■ GIVEN TASK ■
Return every record exactly as written.

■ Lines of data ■
start

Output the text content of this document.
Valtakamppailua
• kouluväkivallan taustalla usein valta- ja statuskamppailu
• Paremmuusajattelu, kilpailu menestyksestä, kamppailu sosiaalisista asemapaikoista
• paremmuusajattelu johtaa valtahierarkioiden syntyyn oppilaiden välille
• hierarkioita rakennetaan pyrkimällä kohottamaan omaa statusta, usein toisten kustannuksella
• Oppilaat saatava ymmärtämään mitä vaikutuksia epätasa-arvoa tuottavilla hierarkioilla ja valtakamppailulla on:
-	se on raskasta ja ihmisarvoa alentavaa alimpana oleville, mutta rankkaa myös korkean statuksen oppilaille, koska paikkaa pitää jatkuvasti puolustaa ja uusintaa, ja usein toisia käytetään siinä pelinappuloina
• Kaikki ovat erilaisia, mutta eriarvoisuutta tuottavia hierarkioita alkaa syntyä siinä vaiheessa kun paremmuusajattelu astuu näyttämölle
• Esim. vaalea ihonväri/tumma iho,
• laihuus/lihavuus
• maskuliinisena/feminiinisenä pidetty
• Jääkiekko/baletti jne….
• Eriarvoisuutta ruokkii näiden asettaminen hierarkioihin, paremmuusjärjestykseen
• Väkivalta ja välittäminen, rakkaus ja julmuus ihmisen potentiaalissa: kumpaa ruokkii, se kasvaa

end

■ FULL OUTPUT ■
Output the text content of this document.
Valtakamppailua
• kouluväkivallan taustalla usein valta- ja statuskamppailu
• Paremmuusajattelu, kilpailu menestyksestä, kamppailu sosiaalisista asemapaikoista
• paremmuusajattelu johtaa valtahierarkioiden syntyyn oppilaiden välille
• hierarkioita rakennetaan pyrkimällä kohottamaan omaa statusta, usein toisten kustannuksella
• Oppilaat saatava ymmärtämään mitä vaikutuksia epätasa-arvoa tuottavilla hierarkioilla ja valtakamppailulla on:
-	se on raskasta ja ihmisarvoa alentavaa alimpana oleville, mutta rankkaa myös korkean statuksen oppilaille, koska paikkaa pitää jatkuvasti puolustaa ja uusintaa, ja usein toisia käytetään siinä pelinappuloina
• Kaikki ovat erilaisia, mutta eriarvoisuutta tuottavia hierarkioita alkaa syntyä siinä vaiheessa kun paremmuusajattelu astuu näyttämölle
• Esim. vaalea ihonväri/tumma iho,
• laihuus/lihavuus
• maskuliinisena/feminiinisenä pidetty
• Jääkiekko/baletti jne….
• Eriarvoisuutta ruokkii näiden asettaminen hierarkioihin, paremmuusjärjestykseen
• Väkivalta ja välittäminen, rakkaus ja julmuus ihmisen potentiaalissa: kumpaa ruokkii, se kasvaa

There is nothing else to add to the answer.